Retype the material in full, keeping every word the same.

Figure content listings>
Start

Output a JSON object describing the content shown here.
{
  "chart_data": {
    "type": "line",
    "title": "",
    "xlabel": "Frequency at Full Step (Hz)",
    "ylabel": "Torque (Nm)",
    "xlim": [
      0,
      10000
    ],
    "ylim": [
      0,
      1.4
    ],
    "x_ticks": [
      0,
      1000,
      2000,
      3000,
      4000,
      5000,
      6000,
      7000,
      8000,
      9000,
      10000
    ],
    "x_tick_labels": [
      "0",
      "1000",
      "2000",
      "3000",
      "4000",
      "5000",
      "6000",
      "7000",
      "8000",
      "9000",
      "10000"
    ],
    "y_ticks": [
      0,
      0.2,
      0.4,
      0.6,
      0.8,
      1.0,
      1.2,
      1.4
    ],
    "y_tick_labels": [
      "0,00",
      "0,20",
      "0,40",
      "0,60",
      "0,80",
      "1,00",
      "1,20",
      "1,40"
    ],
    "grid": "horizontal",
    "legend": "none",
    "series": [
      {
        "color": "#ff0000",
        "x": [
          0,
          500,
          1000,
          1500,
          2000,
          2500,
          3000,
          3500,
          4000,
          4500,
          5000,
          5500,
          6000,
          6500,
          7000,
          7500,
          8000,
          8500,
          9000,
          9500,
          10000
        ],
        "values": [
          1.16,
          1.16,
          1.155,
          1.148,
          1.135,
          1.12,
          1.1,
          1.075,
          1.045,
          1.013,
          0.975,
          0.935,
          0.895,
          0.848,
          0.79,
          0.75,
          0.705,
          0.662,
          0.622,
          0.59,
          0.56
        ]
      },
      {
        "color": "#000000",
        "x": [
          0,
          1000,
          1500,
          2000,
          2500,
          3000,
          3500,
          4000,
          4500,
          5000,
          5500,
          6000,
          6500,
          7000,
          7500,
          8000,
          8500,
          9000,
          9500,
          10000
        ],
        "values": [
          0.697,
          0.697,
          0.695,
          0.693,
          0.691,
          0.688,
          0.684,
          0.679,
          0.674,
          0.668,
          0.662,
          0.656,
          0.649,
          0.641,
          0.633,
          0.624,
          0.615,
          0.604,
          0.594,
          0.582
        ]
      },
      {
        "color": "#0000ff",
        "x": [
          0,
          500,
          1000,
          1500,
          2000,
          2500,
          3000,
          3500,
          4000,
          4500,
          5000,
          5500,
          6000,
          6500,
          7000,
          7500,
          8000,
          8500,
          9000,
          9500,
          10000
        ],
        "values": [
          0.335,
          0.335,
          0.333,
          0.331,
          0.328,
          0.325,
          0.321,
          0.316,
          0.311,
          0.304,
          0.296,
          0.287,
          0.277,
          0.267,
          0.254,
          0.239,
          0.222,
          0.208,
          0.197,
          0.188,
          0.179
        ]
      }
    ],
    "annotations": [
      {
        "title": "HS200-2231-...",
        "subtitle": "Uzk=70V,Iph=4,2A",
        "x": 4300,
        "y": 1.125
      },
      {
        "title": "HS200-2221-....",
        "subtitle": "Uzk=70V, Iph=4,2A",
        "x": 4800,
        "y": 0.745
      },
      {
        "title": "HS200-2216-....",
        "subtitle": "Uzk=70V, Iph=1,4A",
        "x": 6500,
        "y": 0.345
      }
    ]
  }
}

End

Written answer>
Output a JSON object describing the content shown here.
{
  "chart_data": {
    "type": "line",
    "title": "",
    "xlabel": "Frequency at Full Step (Hz)",
    "ylabel": "Torque (Nm)",
    "xlim": [
      0,
      10000
    ],
    "ylim": [
      0,
      1.4
    ],
    "x_ticks": [
      0,
      1000,
      2000,
      3000,
      4000,
      5000,
      6000,
      7000,
      8000,
      9000,
      10000
    ],
    "x_tick_labels": [
      "0",
      "1000",
      "2000",
      "3000",
      "4000",
      "5000",
      "6000",
      "7000",
      "8000",
      "9000",
      "10000"
    ],
    "y_ticks": [
      0,
      0.2,
      0.4,
      0.6,
      0.8,
      1.0,
      1.2,
      1.4
    ],
    "y_tick_labels": [
      "0,00",
      "0,20",
      "0,40",
      "0,60",
      "0,80",
      "1,00",
      "1,20",
      "1,40"
    ],
    "grid": "horizontal",
    "legend": "none",
    "series": [
      {
        "color": "#ff0000",
        "x": [
          0,
          500,
          1000,
          1500,
          2000,
          2500,
          3000,
          3500,
          4000,
          4500,
          5000,
          5500,
          6000,
          6500,
          7000,
          7500,
          8000,
          8500,
          9000,
          9500,
          10000
        ],
        "values": [
          1.16,
          1.16,
          1.155,
          1.148,
          1.135,
          1.12,
          1.1,
          1.075,
          1.045,
          1.013,
          0.975,
          0.935,
          0.895,
          0.848,
          0.79,
          0.75,
          0.705,
          0.662,
          0.622,
          0.59,
          0.56
        ]
      },
      {
        "color": "#000000",
        "x": [
          0,
          1000,
          1500,
          2000,
          2500,
          3000,
          3500,
          4000,
          4500,
          5000,
          5500,
          6000,
          6500,
          7000,
          7500,
          8000,
          8500,
          9000,
          9500,
          10000
        ],
        "values": [
          0.697,
          0.697,
          0.695,
          0.693,
          0.691,
          0.688,
          0.684,
          0.679,
          0.674,
          0.668,
          0.662,
          0.656,
          0.649,
          0.641,
          0.633,
          0.624,
          0.615,
          0.604,
          0.594,
          0.582
        ]
      },
      {
        "color": "#0000ff",
        "x": [
          0,
          500,
          1000,
          1500,
          2000,
          2500,
          3000,
          3500,
          4000,
          4500,
          5000,
          5500,
          6000,
          6500,
          7000,
          7500,
          8000,
          8500,
          9000,
          9500,
          10000
        ],
        "values": [
          0.335,
          0.335,
          0.333,
          0.331,
          0.328,
          0.325,
          0.321,
          0.316,
          0.311,
          0.304,
          0.296,
          0.287,
          0.277,
          0.267,
          0.254,
          0.239,
          0.222,
          0.208,
          0.197,
          0.188,
          0.179
        ]
      }
    ],
    "annotations": [
      {
        "title": "HS200-2231-...",
        "subtitle": "Uzk=70V,Iph=4,2A",
        "x": 4300,
        "y": 1.125
      },
      {
        "title": "HS200-2221-....",
        "subtitle": "Uzk=70V, Iph=4,2A",
        "x": 4800,
        "y": 0.745
      },
      {
        "title": "HS200-2216-....",
        "subtitle": "Uzk=70V, Iph=1,4A",
        "x": 6500,
        "y": 0.345
      }
    ]
  }
}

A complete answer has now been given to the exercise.